• [Set task]
Once the pictures are set aside, transcribe the remaining data exactly.

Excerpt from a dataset
+ + +

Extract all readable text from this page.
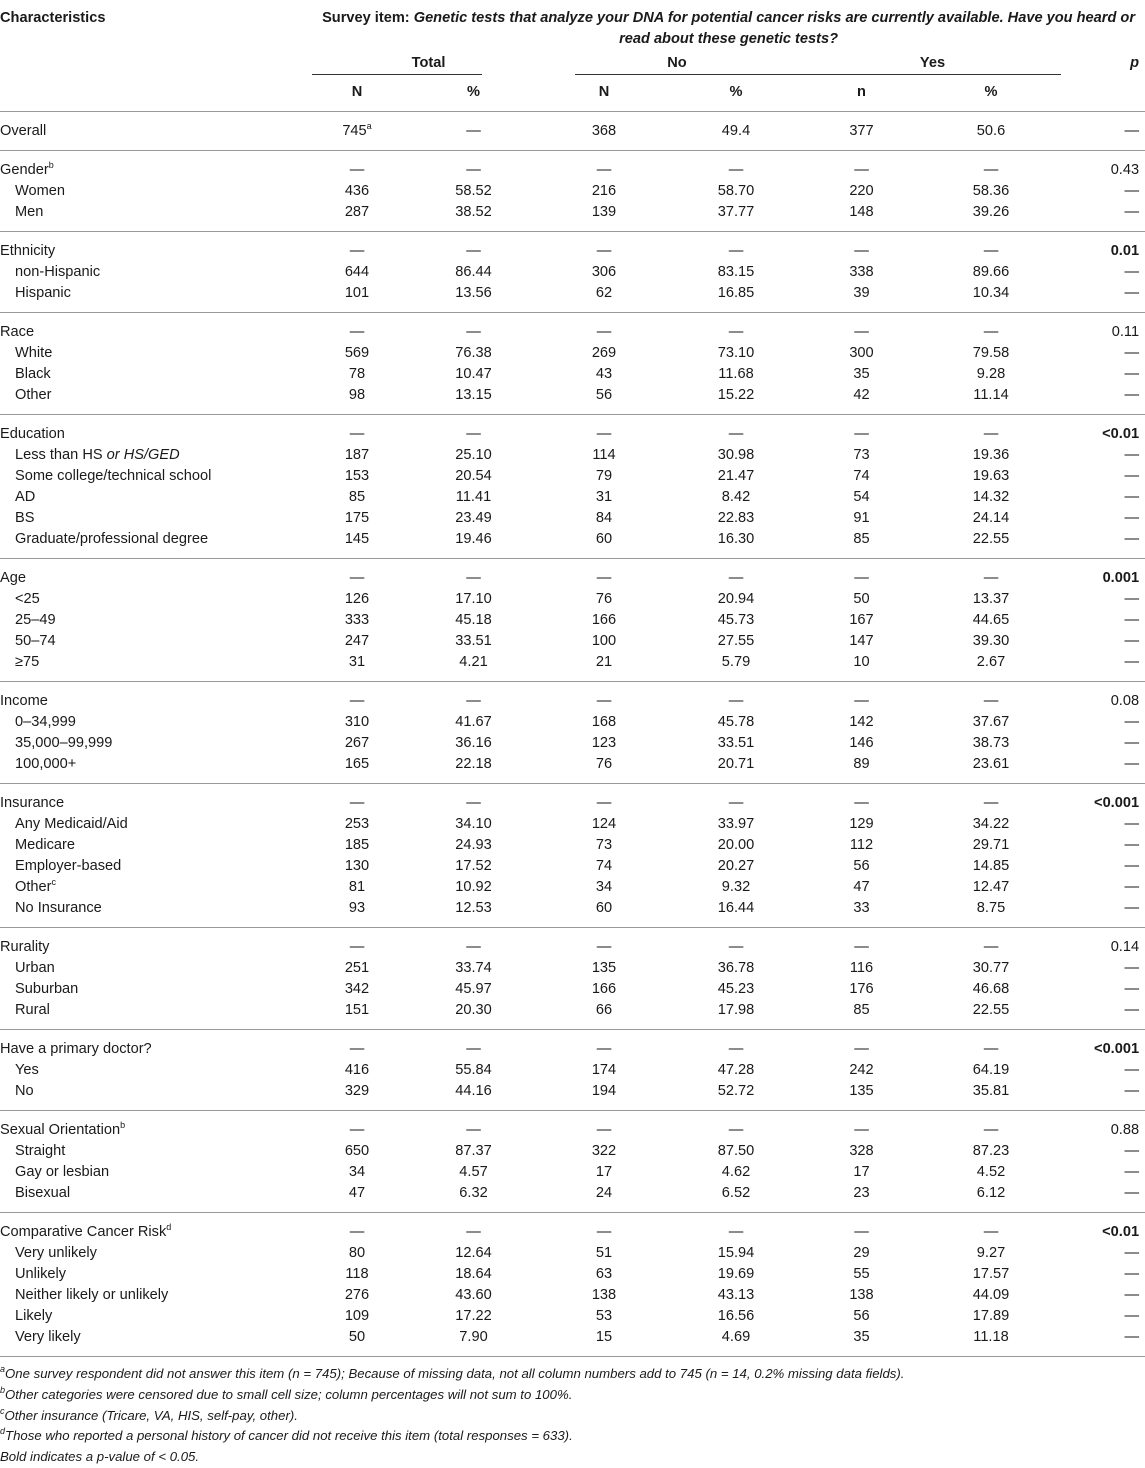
Characteristics	Survey item: Genetic tests that analyze your DNA for potential cancer risks are currently available. Have you heard or read about these genetic tests?						

	Total		No		Yes		p

	N	%	N	%	n	%	
Overall	745$^a$	—	368	49.4	377	50.6	—
Gender$^b$	—	—	—	—	—	—	0.43
Women	436	58.52	216	58.70	220	58.36	—
Men	287	38.52	139	37.77	148	39.26	—
Ethnicity	—	—	—	—	—	—	0.01
non-Hispanic	644	86.44	306	83.15	338	89.66	—
Hispanic	101	13.56	62	16.85	39	10.34	—
Race	—	—	—	—	—	—	0.11
White	569	76.38	269	73.10	300	79.58	—
Black	78	10.47	43	11.68	35	9.28	—
Other	98	13.15	56	15.22	42	11.14	—
Education	—	—	—	—	—	—	<0.01
Less than HS or HS/GED	187	25.10	114	30.98	73	19.36	—
Some college/technical school	153	20.54	79	21.47	74	19.63	—
AD	85	11.41	31	8.42	54	14.32	—
BS	175	23.49	84	22.83	91	24.14	—
Graduate/professional degree	145	19.46	60	16.30	85	22.55	—
Age	—	—	—	—	—	—	0.001
<25	126	17.10	76	20.94	50	13.37	—
25–49	333	45.18	166	45.73	167	44.65	—
50–74	247	33.51	100	27.55	147	39.30	—
≥75	31	4.21	21	5.79	10	2.67	—
Income	—	—	—	—	—	—	0.08
0–34,999	310	41.67	168	45.78	142	37.67	—
35,000–99,999	267	36.16	123	33.51	146	38.73	—
100,000+	165	22.18	76	20.71	89	23.61	—
Insurance	—	—	—	—	—	—	<0.001
Any Medicaid/Aid	253	34.10	124	33.97	129	34.22	—
Medicare	185	24.93	73	20.00	112	29.71	—
Employer-based	130	17.52	74	20.27	56	14.85	—
Other$^c$	81	10.92	34	9.32	47	12.47	—
No Insurance	93	12.53	60	16.44	33	8.75	—
Rurality	—	—	—	—	—	—	0.14
Urban	251	33.74	135	36.78	116	30.77	—
Suburban	342	45.97	166	45.23	176	46.68	—
Rural	151	20.30	66	17.98	85	22.55	—
Have a primary doctor?	—	—	—	—	—	—	<0.001
Yes	416	55.84	174	47.28	242	64.19	—
No	329	44.16	194	52.72	135	35.81	—
Sexual Orientation$^b$	—	—	—	—	—	—	0.88
Straight	650	87.37	322	87.50	328	87.23	—
Gay or lesbian	34	4.57	17	4.62	17	4.52	—
Bisexual	47	6.32	24	6.52	23	6.12	—
Comparative Cancer Risk$^d$	—	—	—	—	—	—	<0.01
Very unlikely	80	12.64	51	15.94	29	9.27	—
Unlikely	118	18.64	63	19.69	55	17.57	—
Neither likely or unlikely	276	43.60	138	43.13	138	44.09	—
Likely	109	17.22	53	16.56	56	17.89	—
Very likely	50	7.90	15	4.69	35	11.18	—

$^a$One survey respondent did not answer this item (n = 745); Because of missing data, not all column numbers add to 745 (n = 14, 0.2% missing data fields).

$^b$Other categories were censored due to small cell size; column percentages will not sum to 100%.

$^c$Other insurance (Tricare, VA, HIS, self-pay, other).

$^d$Those who reported a personal history of cancer did not receive this item (total responses = 633).

Bold indicates a p-value of < 0.05.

+ + +

• [Written response]
Extract all readable text from this page.
Characteristics	Survey item: Genetic tests that analyze your DNA for potential cancer risks are currently available. Have you heard or read about these genetic tests?						

	Total		No		Yes		p

	N	%	N	%	n	%	
Overall	745$^a$	—	368	49.4	377	50.6	—
Gender$^b$	—	—	—	—	—	—	0.43
Women	436	58.52	216	58.70	220	58.36	—
Men	287	38.52	139	37.77	148	39.26	—
Ethnicity	—	—	—	—	—	—	0.01
non-Hispanic	644	86.44	306	83.15	338	89.66	—
Hispanic	101	13.56	62	16.85	39	10.34	—
Race	—	—	—	—	—	—	0.11
White	569	76.38	269	73.10	300	79.58	—
Black	78	10.47	43	11.68	35	9.28	—
Other	98	13.15	56	15.22	42	11.14	—
Education	—	—	—	—	—	—	<0.01
Less than HS or HS/GED	187	25.10	114	30.98	73	19.36	—
Some college/technical school	153	20.54	79	21.47	74	19.63	—
AD	85	11.41	31	8.42	54	14.32	—
BS	175	23.49	84	22.83	91	24.14	—
Graduate/professional degree	145	19.46	60	16.30	85	22.55	—
Age	—	—	—	—	—	—	0.001
<25	126	17.10	76	20.94	50	13.37	—
25–49	333	45.18	166	45.73	167	44.65	—
50–74	247	33.51	100	27.55	147	39.30	—
≥75	31	4.21	21	5.79	10	2.67	—
Income	—	—	—	—	—	—	0.08
0–34,999	310	41.67	168	45.78	142	37.67	—
35,000–99,999	267	36.16	123	33.51	146	38.73	—
100,000+	165	22.18	76	20.71	89	23.61	—
Insurance	—	—	—	—	—	—	<0.001
Any Medicaid/Aid	253	34.10	124	33.97	129	34.22	—
Medicare	185	24.93	73	20.00	112	29.71	—
Employer-based	130	17.52	74	20.27	56	14.85	—
Other$^c$	81	10.92	34	9.32	47	12.47	—
No Insurance	93	12.53	60	16.44	33	8.75	—
Rurality	—	—	—	—	—	—	0.14
Urban	251	33.74	135	36.78	116	30.77	—
Suburban	342	45.97	166	45.23	176	46.68	—
Rural	151	20.30	66	17.98	85	22.55	—
Have a primary doctor?	—	—	—	—	—	—	<0.001
Yes	416	55.84	174	47.28	242	64.19	—
No	329	44.16	194	52.72	135	35.81	—
Sexual Orientation$^b$	—	—	—	—	—	—	0.88
Straight	650	87.37	322	87.50	328	87.23	—
Gay or lesbian	34	4.57	17	4.62	17	4.52	—
Bisexual	47	6.32	24	6.52	23	6.12	—
Comparative Cancer Risk$^d$	—	—	—	—	—	—	<0.01
Very unlikely	80	12.64	51	15.94	29	9.27	—
Unlikely	118	18.64	63	19.69	55	17.57	—
Neither likely or unlikely	276	43.60	138	43.13	138	44.09	—
Likely	109	17.22	53	16.56	56	17.89	—
Very likely	50	7.90	15	4.69	35	11.18	—

$^a$One survey respondent did not answer this item (n = 745); Because of missing data, not all column numbers add to 745 (n = 14, 0.2% missing data fields).

$^b$Other categories were censored due to small cell size; column percentages will not sum to 100%.

$^c$Other insurance (Tricare, VA, HIS, self-pay, other).

$^d$Those who reported a personal history of cancer did not receive this item (total responses = 633).

Bold indicates a p-value of < 0.05.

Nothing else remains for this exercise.